§ WHAT THE TASK ASKS: Extract every record, keeping each one exactly as it is.

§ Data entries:
---+---

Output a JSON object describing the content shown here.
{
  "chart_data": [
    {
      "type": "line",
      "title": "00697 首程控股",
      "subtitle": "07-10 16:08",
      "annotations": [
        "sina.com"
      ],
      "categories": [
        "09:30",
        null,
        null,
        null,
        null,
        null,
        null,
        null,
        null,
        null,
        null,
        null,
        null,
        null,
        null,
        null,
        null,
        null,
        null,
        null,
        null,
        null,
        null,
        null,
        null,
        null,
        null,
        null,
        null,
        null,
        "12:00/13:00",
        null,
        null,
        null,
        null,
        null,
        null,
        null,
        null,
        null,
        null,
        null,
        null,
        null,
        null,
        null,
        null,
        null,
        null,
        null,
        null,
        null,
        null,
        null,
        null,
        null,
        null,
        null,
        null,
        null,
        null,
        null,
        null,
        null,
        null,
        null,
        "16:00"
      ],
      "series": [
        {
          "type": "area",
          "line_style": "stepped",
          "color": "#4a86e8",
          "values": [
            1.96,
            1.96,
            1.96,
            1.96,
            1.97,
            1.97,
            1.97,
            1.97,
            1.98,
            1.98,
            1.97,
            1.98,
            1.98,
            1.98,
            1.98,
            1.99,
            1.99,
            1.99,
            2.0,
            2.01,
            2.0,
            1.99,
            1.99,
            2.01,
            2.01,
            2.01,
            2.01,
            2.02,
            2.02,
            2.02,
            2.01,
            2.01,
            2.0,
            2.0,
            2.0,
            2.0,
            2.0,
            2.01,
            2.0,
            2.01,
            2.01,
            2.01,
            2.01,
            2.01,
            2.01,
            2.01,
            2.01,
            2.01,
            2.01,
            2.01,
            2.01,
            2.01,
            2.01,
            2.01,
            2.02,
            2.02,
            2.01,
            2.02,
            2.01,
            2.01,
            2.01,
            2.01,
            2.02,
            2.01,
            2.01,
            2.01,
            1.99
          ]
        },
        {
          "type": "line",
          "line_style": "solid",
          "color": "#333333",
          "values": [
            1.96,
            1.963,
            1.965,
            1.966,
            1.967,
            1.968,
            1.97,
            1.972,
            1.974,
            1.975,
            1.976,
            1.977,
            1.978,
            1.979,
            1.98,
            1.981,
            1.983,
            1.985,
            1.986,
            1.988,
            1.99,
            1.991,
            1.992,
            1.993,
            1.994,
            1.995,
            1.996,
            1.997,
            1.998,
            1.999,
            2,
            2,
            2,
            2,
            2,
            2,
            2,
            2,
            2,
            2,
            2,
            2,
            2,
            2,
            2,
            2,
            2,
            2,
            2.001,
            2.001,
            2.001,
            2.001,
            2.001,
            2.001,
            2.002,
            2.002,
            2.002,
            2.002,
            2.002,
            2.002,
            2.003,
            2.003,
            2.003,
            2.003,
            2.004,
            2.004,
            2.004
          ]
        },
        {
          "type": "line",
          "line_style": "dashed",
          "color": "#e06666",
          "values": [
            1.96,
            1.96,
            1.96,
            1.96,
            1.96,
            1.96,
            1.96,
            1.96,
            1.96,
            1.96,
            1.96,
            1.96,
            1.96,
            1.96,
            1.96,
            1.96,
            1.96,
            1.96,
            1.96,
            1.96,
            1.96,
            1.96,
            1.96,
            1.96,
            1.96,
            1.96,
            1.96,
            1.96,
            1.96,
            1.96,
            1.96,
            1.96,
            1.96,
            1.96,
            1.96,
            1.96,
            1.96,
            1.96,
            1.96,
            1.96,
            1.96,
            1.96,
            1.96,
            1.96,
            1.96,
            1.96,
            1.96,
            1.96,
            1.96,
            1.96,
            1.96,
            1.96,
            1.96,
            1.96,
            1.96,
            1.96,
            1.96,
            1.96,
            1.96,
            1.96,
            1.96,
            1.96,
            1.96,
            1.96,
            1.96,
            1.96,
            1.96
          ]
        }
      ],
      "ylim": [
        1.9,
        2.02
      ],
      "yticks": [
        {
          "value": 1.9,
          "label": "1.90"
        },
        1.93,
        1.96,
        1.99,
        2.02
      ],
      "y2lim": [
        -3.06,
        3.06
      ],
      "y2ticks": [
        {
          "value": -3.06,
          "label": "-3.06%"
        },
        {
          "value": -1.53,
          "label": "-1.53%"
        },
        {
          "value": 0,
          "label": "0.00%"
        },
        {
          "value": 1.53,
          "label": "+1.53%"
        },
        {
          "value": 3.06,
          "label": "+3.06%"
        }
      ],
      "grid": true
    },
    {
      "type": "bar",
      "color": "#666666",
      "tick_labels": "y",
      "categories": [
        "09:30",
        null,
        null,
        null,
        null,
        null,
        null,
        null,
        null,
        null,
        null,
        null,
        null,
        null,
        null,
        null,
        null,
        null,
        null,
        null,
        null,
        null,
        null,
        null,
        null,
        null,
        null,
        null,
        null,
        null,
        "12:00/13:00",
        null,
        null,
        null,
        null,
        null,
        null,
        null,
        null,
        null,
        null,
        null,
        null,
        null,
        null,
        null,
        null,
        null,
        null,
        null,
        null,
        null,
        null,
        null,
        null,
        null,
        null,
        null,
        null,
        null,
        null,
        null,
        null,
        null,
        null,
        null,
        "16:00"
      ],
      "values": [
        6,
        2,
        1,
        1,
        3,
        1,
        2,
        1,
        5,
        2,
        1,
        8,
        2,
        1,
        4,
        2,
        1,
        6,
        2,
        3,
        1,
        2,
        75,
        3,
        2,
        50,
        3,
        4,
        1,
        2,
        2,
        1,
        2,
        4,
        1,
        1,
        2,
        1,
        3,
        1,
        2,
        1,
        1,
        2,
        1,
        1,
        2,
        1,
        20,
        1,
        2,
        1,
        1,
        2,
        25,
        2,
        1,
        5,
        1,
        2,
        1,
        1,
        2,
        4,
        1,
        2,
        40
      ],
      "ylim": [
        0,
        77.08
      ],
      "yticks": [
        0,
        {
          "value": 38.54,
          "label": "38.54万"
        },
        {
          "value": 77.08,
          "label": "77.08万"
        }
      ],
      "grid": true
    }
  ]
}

---+---

§ FULL OUTPUT:
Output a JSON object describing the content shown here.
{
  "chart_data": [
    {
      "type": "line",
      "title": "00697 首程控股",
      "subtitle": "07-10 16:08",
      "annotations": [
        "sina.com"
      ],
      "categories": [
        "09:30",
        null,
        null,
        null,
        null,
        null,
        null,
        null,
        null,
        null,
        null,
        null,
        null,
        null,
        null,
        null,
        null,
        null,
        null,
        null,
        null,
        null,
        null,
        null,
        null,
        null,
        null,
        null,
        null,
        null,
        "12:00/13:00",
        null,
        null,
        null,
        null,
        null,
        null,
        null,
        null,
        null,
        null,
        null,
        null,
        null,
        null,
        null,
        null,
        null,
        null,
        null,
        null,
        null,
        null,
        null,
        null,
        null,
        null,
        null,
        null,
        null,
        null,
        null,
        null,
        null,
        null,
        null,
        "16:00"
      ],
      "series": [
        {
          "type": "area",
          "line_style": "stepped",
          "color": "#4a86e8",
          "values": [
            1.96,
            1.96,
            1.96,
            1.96,
            1.97,
            1.97,
            1.97,
            1.97,
            1.98,
            1.98,
            1.97,
            1.98,
            1.98,
            1.98,
            1.98,
            1.99,
            1.99,
            1.99,
            2.0,
            2.01,
            2.0,
            1.99,
            1.99,
            2.01,
            2.01,
            2.01,
            2.01,
            2.02,
            2.02,
            2.02,
            2.01,
            2.01,
            2.0,
            2.0,
            2.0,
            2.0,
            2.0,
            2.01,
            2.0,
            2.01,
            2.01,
            2.01,
            2.01,
            2.01,
            2.01,
            2.01,
            2.01,
            2.01,
            2.01,
            2.01,
            2.01,
            2.01,
            2.01,
            2.01,
            2.02,
            2.02,
            2.01,
            2.02,
            2.01,
            2.01,
            2.01,
            2.01,
            2.02,
            2.01,
            2.01,
            2.01,
            1.99
          ]
        },
        {
          "type": "line",
          "line_style": "solid",
          "color": "#333333",
          "values": [
            1.96,
            1.963,
            1.965,
            1.966,
            1.967,
            1.968,
            1.97,
            1.972,
            1.974,
            1.975,
            1.976,
            1.977,
            1.978,
            1.979,
            1.98,
            1.981,
            1.983,
            1.985,
            1.986,
            1.988,
            1.99,
            1.991,
            1.992,
            1.993,
            1.994,
            1.995,
            1.996,
            1.997,
            1.998,
            1.999,
            2,
            2,
            2,
            2,
            2,
            2,
            2,
            2,
            2,
            2,
            2,
            2,
            2,
            2,
            2,
            2,
            2,
            2,
            2.001,
            2.001,
            2.001,
            2.001,
            2.001,
            2.001,
            2.002,
            2.002,
            2.002,
            2.002,
            2.002,
            2.002,
            2.003,
            2.003,
            2.003,
            2.003,
            2.004,
            2.004,
            2.004
          ]
        },
        {
          "type": "line",
          "line_style": "dashed",
          "color": "#e06666",
          "values": [
            1.96,
            1.96,
            1.96,
            1.96,
            1.96,
            1.96,
            1.96,
            1.96,
            1.96,
            1.96,
            1.96,
            1.96,
            1.96,
            1.96,
            1.96,
            1.96,
            1.96,
            1.96,
            1.96,
            1.96,
            1.96,
            1.96,
            1.96,
            1.96,
            1.96,
            1.96,
            1.96,
            1.96,
            1.96,
            1.96,
            1.96,
            1.96,
            1.96,
            1.96,
            1.96,
            1.96,
            1.96,
            1.96,
            1.96,
            1.96,
            1.96,
            1.96,
            1.96,
            1.96,
            1.96,
            1.96,
            1.96,
            1.96,
            1.96,
            1.96,
            1.96,
            1.96,
            1.96,
            1.96,
            1.96,
            1.96,
            1.96,
            1.96,
            1.96,
            1.96,
            1.96,
            1.96,
            1.96,
            1.96,
            1.96,
            1.96,
            1.96
          ]
        }
      ],
      "ylim": [
        1.9,
        2.02
      ],
      "yticks": [
        {
          "value": 1.9,
          "label": "1.90"
        },
        1.93,
        1.96,
        1.99,
        2.02
      ],
      "y2lim": [
        -3.06,
        3.06
      ],
      "y2ticks": [
        {
          "value": -3.06,
          "label": "-3.06%"
        },
        {
          "value": -1.53,
          "label": "-1.53%"
        },
        {
          "value": 0,
          "label": "0.00%"
        },
        {
          "value": 1.53,
          "label": "+1.53%"
        },
        {
          "value": 3.06,
          "label": "+3.06%"
        }
      ],
      "grid": true
    },
    {
      "type": "bar",
      "color": "#666666",
      "tick_labels": "y",
      "categories": [
        "09:30",
        null,
        null,
        null,
        null,
        null,
        null,
        null,
        null,
        null,
        null,
        null,
        null,
        null,
        null,
        null,
        null,
        null,
        null,
        null,
        null,
        null,
        null,
        null,
        null,
        null,
        null,
        null,
        null,
        null,
        "12:00/13:00",
        null,
        null,
        null,
        null,
        null,
        null,
        null,
        null,
        null,
        null,
        null,
        null,
        null,
        null,
        null,
        null,
        null,
        null,
        null,
        null,
        null,
        null,
        null,
        null,
        null,
        null,
        null,
        null,
        null,
        null,
        null,
        null,
        null,
        null,
        null,
        "16:00"
      ],
      "values": [
        6,
        2,
        1,
        1,
        3,
        1,
        2,
        1,
        5,
        2,
        1,
        8,
        2,
        1,
        4,
        2,
        1,
        6,
        2,
        3,
        1,
        2,
        75,
        3,
        2,
        50,
        3,
        4,
        1,
        2,
        2,
        1,
        2,
        4,
        1,
        1,
        2,
        1,
        3,
        1,
        2,
        1,
        1,
        2,
        1,
        1,
        2,
        1,
        20,
        1,
        2,
        1,
        1,
        2,
        25,
        2,
        1,
        5,
        1,
        2,
        1,
        1,
        2,
        4,
        1,
        2,
        40
      ],
      "ylim": [
        0,
        77.08
      ],
      "yticks": [
        0,
        {
          "value": 38.54,
          "label": "38.54万"
        },
        {
          "value": 77.08,
          "label": "77.08万"
        }
      ],
      "grid": true
    }
  ]
}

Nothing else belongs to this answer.